§ **SET TASK**
Retype the lines of the records without any changes, starting at the line containing "Enumerate the UI" and continuing down through the line containing "bar-value-label: 7: [718, 667, 726, 682]", both included.

§ **EXTRACTED MATERIAL**
§

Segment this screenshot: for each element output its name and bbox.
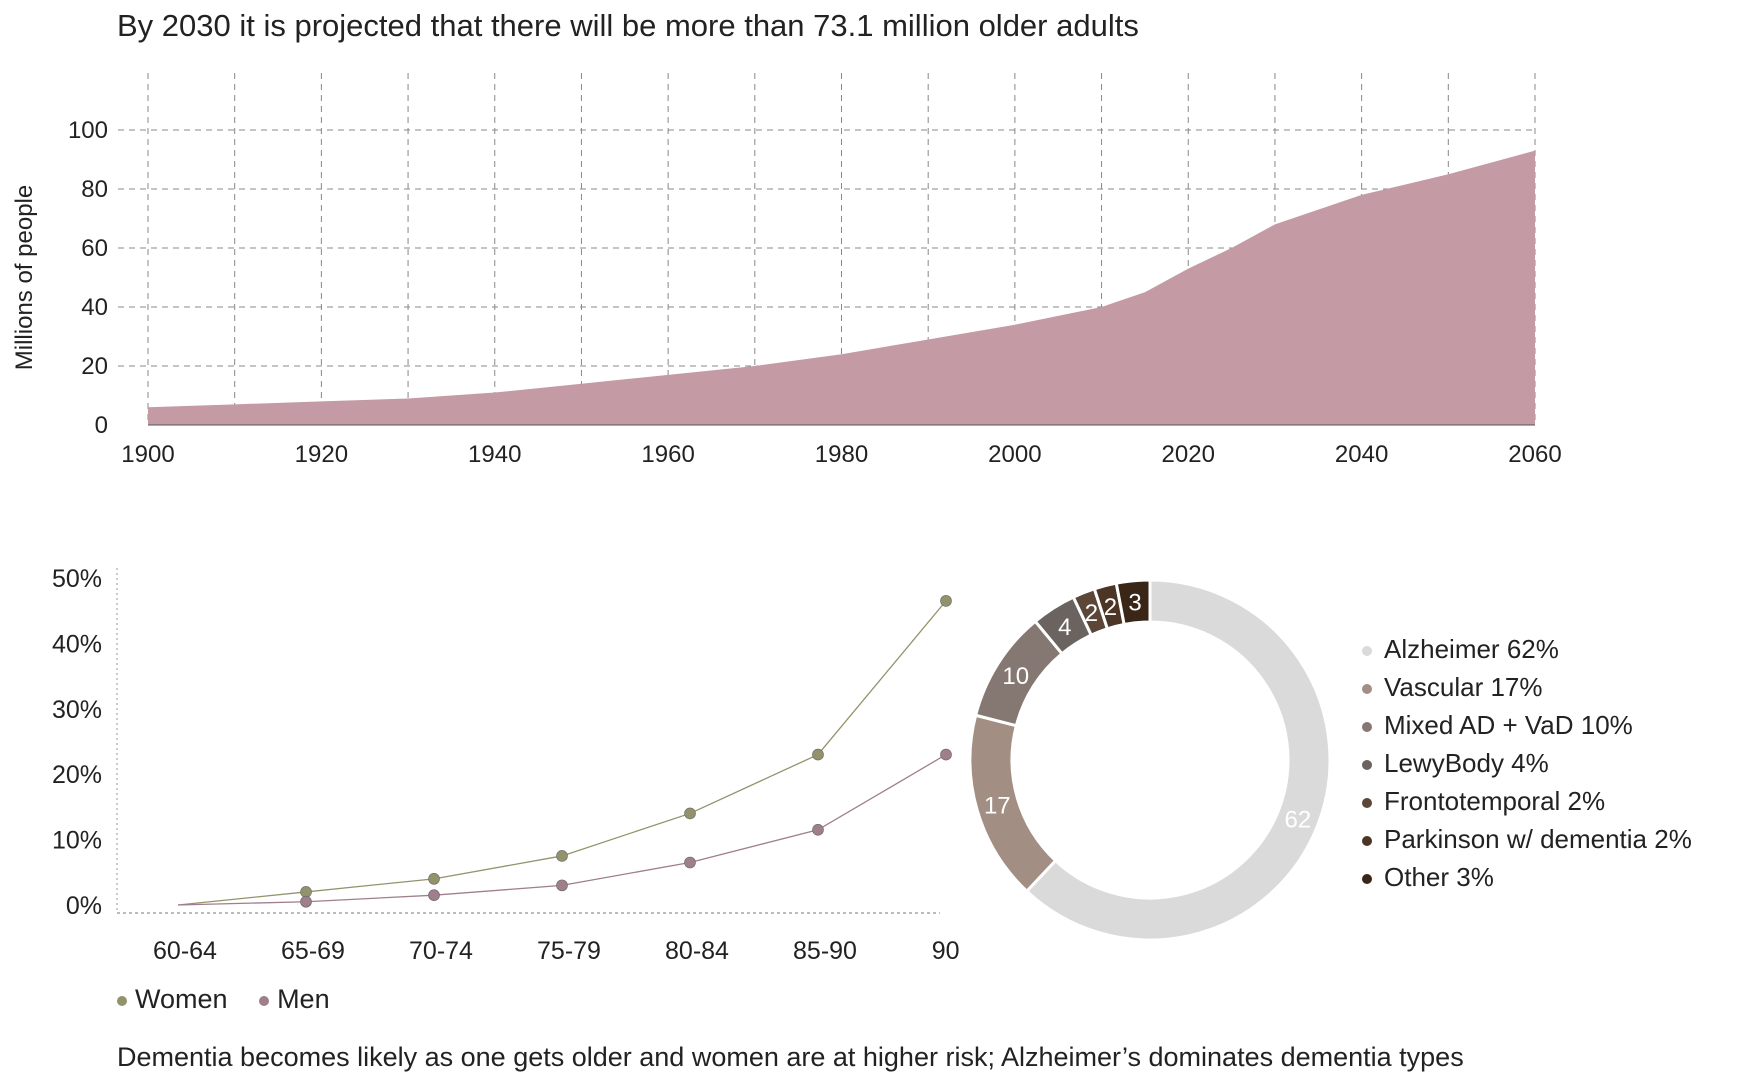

§

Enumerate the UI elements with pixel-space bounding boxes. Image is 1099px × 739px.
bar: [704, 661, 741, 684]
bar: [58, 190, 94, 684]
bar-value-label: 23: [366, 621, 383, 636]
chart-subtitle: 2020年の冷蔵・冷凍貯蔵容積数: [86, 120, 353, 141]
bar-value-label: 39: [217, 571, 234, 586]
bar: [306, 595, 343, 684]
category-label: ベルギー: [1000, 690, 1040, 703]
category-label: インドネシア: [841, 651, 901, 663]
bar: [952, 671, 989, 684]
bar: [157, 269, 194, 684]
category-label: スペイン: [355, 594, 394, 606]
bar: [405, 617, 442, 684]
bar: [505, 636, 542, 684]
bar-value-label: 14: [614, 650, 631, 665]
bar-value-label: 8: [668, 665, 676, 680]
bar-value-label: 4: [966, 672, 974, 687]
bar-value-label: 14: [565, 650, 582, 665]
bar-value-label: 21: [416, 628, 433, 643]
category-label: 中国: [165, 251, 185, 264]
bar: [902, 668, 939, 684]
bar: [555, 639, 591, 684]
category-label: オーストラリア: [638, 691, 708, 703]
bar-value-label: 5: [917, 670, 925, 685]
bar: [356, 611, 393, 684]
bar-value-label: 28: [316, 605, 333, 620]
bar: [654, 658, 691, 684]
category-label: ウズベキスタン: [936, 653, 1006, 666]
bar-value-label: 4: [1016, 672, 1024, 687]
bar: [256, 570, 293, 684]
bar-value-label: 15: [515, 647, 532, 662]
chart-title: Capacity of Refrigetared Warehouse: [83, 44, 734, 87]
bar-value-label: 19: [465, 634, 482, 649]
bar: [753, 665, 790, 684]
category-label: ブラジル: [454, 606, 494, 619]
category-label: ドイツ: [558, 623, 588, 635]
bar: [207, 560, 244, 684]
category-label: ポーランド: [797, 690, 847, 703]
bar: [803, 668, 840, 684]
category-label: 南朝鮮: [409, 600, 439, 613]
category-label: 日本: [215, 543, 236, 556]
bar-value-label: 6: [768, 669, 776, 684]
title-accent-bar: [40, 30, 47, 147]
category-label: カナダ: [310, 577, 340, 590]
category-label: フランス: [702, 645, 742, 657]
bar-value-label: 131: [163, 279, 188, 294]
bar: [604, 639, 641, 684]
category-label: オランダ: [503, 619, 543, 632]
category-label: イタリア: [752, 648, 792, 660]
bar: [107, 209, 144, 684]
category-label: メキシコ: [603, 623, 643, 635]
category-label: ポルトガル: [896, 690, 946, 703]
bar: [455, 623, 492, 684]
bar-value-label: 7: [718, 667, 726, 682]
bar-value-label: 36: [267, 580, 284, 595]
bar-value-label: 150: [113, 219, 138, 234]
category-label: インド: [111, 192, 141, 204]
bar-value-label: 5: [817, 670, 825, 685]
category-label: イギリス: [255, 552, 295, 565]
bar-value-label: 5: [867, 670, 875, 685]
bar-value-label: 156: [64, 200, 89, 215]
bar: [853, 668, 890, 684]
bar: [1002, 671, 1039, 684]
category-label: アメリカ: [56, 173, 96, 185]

§

§ **CORRECT RESPONSE**
Enumerate the UI elements with pixel-space bounding boxes. Image is 1099px × 739px.
bar: [704, 661, 741, 684]
bar: [58, 190, 94, 684]
bar-value-label: 23: [366, 621, 383, 636]
chart-subtitle: 2020年の冷蔵・冷凍貯蔵容積数: [86, 120, 353, 141]
bar-value-label: 39: [217, 571, 234, 586]
bar: [306, 595, 343, 684]
category-label: ベルギー: [1000, 690, 1040, 703]
category-label: インドネシア: [841, 651, 901, 663]
bar: [952, 671, 989, 684]
bar: [157, 269, 194, 684]
category-label: スペイン: [355, 594, 394, 606]
bar: [405, 617, 442, 684]
bar: [505, 636, 542, 684]
bar-value-label: 14: [614, 650, 631, 665]
bar-value-label: 8: [668, 665, 676, 680]
bar-value-label: 4: [966, 672, 974, 687]
bar-value-label: 14: [565, 650, 582, 665]
bar-value-label: 21: [416, 628, 433, 643]
category-label: 中国: [165, 251, 185, 264]
bar: [902, 668, 939, 684]
bar: [555, 639, 591, 684]
category-label: オーストラリア: [638, 691, 708, 703]
bar-value-label: 5: [917, 670, 925, 685]
bar: [356, 611, 393, 684]
bar-value-label: 28: [316, 605, 333, 620]
bar: [654, 658, 691, 684]
category-label: ウズベキスタン: [936, 653, 1006, 666]
bar-value-label: 4: [1016, 672, 1024, 687]
bar: [256, 570, 293, 684]
bar-value-label: 15: [515, 647, 532, 662]
chart-title: Capacity of Refrigetared Warehouse: [83, 44, 734, 87]
bar-value-label: 19: [465, 634, 482, 649]
bar: [753, 665, 790, 684]
category-label: ブラジル: [454, 606, 494, 619]
category-label: ドイツ: [558, 623, 588, 635]
bar: [207, 560, 244, 684]
category-label: ポーランド: [797, 690, 847, 703]
bar: [803, 668, 840, 684]
category-label: 南朝鮮: [409, 600, 439, 613]
category-label: 日本: [215, 543, 236, 556]
bar-value-label: 6: [768, 669, 776, 684]
title-accent-bar: [40, 30, 47, 147]
category-label: カナダ: [310, 577, 340, 590]
category-label: フランス: [702, 645, 742, 657]
bar-value-label: 131: [163, 279, 188, 294]
bar: [604, 639, 641, 684]
category-label: オランダ: [503, 619, 543, 632]
category-label: イタリア: [752, 648, 792, 660]
bar: [107, 209, 144, 684]
category-label: メキシコ: [603, 623, 643, 635]
category-label: ポルトガル: [896, 690, 946, 703]
bar: [455, 623, 492, 684]
bar-value-label: 7: [718, 667, 726, 682]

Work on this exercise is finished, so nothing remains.